— START INPUT —

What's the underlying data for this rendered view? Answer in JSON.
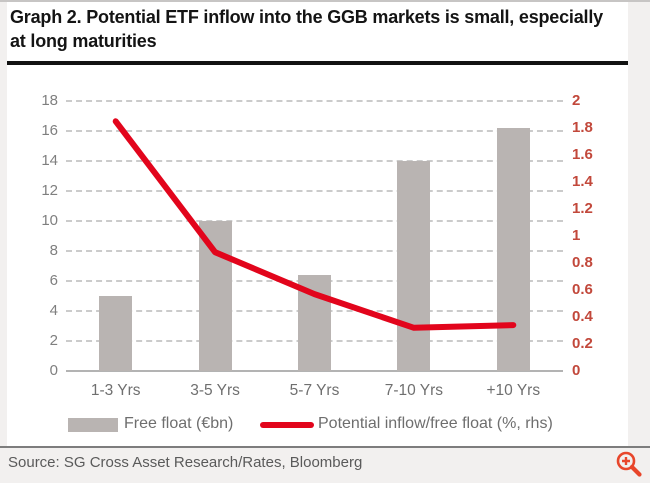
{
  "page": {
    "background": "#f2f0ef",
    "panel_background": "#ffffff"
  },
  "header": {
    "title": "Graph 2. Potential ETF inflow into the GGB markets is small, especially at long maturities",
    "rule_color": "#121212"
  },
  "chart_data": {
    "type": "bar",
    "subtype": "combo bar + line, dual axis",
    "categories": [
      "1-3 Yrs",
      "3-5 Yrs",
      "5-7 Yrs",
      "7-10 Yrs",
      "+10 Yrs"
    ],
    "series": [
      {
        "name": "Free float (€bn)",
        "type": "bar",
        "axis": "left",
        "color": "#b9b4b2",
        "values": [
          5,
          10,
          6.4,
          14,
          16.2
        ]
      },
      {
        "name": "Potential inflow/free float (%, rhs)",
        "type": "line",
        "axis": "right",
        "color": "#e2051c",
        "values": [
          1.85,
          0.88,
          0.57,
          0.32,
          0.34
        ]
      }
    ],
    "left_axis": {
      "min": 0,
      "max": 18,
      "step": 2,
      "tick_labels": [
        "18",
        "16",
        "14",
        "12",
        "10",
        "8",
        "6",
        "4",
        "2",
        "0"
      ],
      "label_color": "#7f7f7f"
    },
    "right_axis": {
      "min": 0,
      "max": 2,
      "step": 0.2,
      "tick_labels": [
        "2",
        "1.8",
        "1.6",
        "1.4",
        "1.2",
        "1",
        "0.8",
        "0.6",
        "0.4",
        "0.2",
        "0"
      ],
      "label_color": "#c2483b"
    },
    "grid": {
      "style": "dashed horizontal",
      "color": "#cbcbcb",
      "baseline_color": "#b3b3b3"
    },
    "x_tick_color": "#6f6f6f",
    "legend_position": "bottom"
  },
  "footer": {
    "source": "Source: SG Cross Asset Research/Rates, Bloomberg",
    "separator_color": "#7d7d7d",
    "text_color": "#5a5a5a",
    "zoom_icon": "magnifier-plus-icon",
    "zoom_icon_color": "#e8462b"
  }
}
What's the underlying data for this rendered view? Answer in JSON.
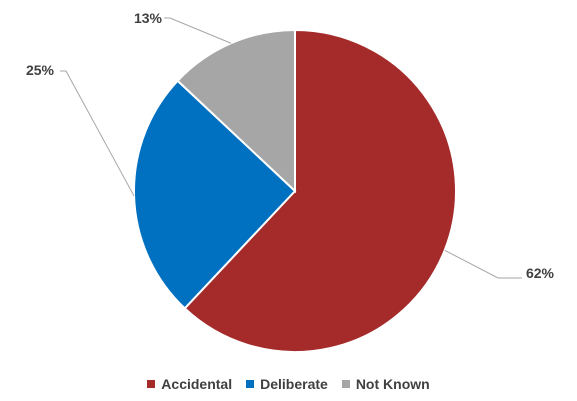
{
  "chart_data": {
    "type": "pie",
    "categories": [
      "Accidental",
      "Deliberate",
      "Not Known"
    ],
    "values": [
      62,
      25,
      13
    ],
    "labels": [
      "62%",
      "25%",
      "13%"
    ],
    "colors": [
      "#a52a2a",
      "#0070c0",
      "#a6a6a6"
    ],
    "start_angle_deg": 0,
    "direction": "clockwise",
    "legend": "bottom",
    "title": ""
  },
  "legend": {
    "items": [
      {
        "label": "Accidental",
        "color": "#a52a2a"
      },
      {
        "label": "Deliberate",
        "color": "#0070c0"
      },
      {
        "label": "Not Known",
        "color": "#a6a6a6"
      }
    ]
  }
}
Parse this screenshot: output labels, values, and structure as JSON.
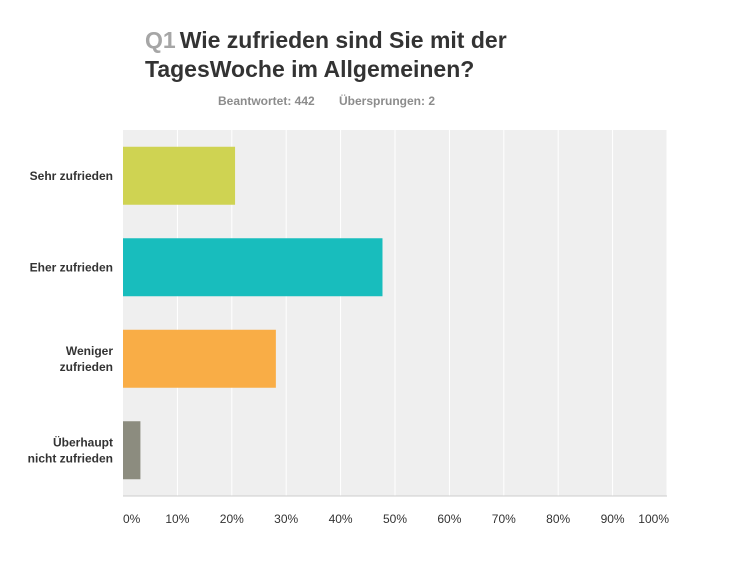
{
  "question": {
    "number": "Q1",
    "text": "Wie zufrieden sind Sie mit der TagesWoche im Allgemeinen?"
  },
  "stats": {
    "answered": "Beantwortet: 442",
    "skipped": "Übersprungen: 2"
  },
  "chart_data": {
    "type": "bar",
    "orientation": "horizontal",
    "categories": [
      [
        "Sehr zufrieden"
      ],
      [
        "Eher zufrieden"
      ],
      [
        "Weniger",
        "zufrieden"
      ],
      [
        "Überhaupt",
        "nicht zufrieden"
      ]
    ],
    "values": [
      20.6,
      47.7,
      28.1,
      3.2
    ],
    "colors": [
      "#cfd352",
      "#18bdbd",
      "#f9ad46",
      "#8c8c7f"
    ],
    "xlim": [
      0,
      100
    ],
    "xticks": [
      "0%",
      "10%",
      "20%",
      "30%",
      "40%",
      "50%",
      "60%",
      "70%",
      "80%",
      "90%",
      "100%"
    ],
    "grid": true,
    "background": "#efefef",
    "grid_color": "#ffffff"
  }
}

— END INPUT —

WHAT NEEDS TO BE DONE
Output the lines above in full and exactly as given, omitting any pictures.

RESULT OF THIS TASK
What's the underlying data for this rendered view? Answer in JSON.
{
  "page": {
    "background": "#f2f0ef",
    "panel_background": "#ffffff"
  },
  "header": {
    "title": "Graph 2. Potential ETF inflow into the GGB markets is small, especially at long maturities",
    "rule_color": "#121212"
  },
  "chart_data": {
    "type": "bar",
    "subtype": "combo bar + line, dual axis",
    "categories": [
      "1-3 Yrs",
      "3-5 Yrs",
      "5-7 Yrs",
      "7-10 Yrs",
      "+10 Yrs"
    ],
    "series": [
      {
        "name": "Free float (€bn)",
        "type": "bar",
        "axis": "left",
        "color": "#b9b4b2",
        "values": [
          5,
          10,
          6.4,
          14,
          16.2
        ]
      },
      {
        "name": "Potential inflow/free float (%, rhs)",
        "type": "line",
        "axis": "right",
        "color": "#e2051c",
        "values": [
          1.85,
          0.88,
          0.57,
          0.32,
          0.34
        ]
      }
    ],
    "left_axis": {
      "min": 0,
      "max": 18,
      "step": 2,
      "tick_labels": [
        "18",
        "16",
        "14",
        "12",
        "10",
        "8",
        "6",
        "4",
        "2",
        "0"
      ],
      "label_color": "#7f7f7f"
    },
    "right_axis": {
      "min": 0,
      "max": 2,
      "step": 0.2,
      "tick_labels": [
        "2",
        "1.8",
        "1.6",
        "1.4",
        "1.2",
        "1",
        "0.8",
        "0.6",
        "0.4",
        "0.2",
        "0"
      ],
      "label_color": "#c2483b"
    },
    "grid": {
      "style": "dashed horizontal",
      "color": "#cbcbcb",
      "baseline_color": "#b3b3b3"
    },
    "x_tick_color": "#6f6f6f",
    "legend_position": "bottom"
  },
  "footer": {
    "source": "Source: SG Cross Asset Research/Rates, Bloomberg",
    "separator_color": "#7d7d7d",
    "text_color": "#5a5a5a",
    "zoom_icon": "magnifier-plus-icon",
    "zoom_icon_color": "#e8462b"
  }
}
What's the underlying data for this rendered view? Answer in JSON.
{
  "chart_data": {
    "type": "pie",
    "categories": [
      "Accidental",
      "Deliberate",
      "Not Known"
    ],
    "values": [
      62,
      25,
      13
    ],
    "labels": [
      "62%",
      "25%",
      "13%"
    ],
    "colors": [
      "#a52a2a",
      "#0070c0",
      "#a6a6a6"
    ],
    "start_angle_deg": 0,
    "direction": "clockwise",
    "legend": "bottom",
    "title": ""
  },
  "legend": {
    "items": [
      {
        "label": "Accidental",
        "color": "#a52a2a"
      },
      {
        "label": "Deliberate",
        "color": "#0070c0"
      },
      {
        "label": "Not Known",
        "color": "#a6a6a6"
      }
    ]
  }
}
Parse this screenshot: output labels, values, and structure as JSON.
{
  "question": {
    "number": "Q1",
    "text": "Wie zufrieden sind Sie mit der TagesWoche im Allgemeinen?"
  },
  "stats": {
    "answered": "Beantwortet: 442",
    "skipped": "Übersprungen: 2"
  },
  "chart_data": {
    "type": "bar",
    "orientation": "horizontal",
    "categories": [
      [
        "Sehr zufrieden"
      ],
      [
        "Eher zufrieden"
      ],
      [
        "Weniger",
        "zufrieden"
      ],
      [
        "Überhaupt",
        "nicht zufrieden"
      ]
    ],
    "values": [
      20.6,
      47.7,
      28.1,
      3.2
    ],
    "colors": [
      "#cfd352",
      "#18bdbd",
      "#f9ad46",
      "#8c8c7f"
    ],
    "xlim": [
      0,
      100
    ],
    "xticks": [
      "0%",
      "10%",
      "20%",
      "30%",
      "40%",
      "50%",
      "60%",
      "70%",
      "80%",
      "90%",
      "100%"
    ],
    "grid": true,
    "background": "#efefef",
    "grid_color": "#ffffff"
  }
}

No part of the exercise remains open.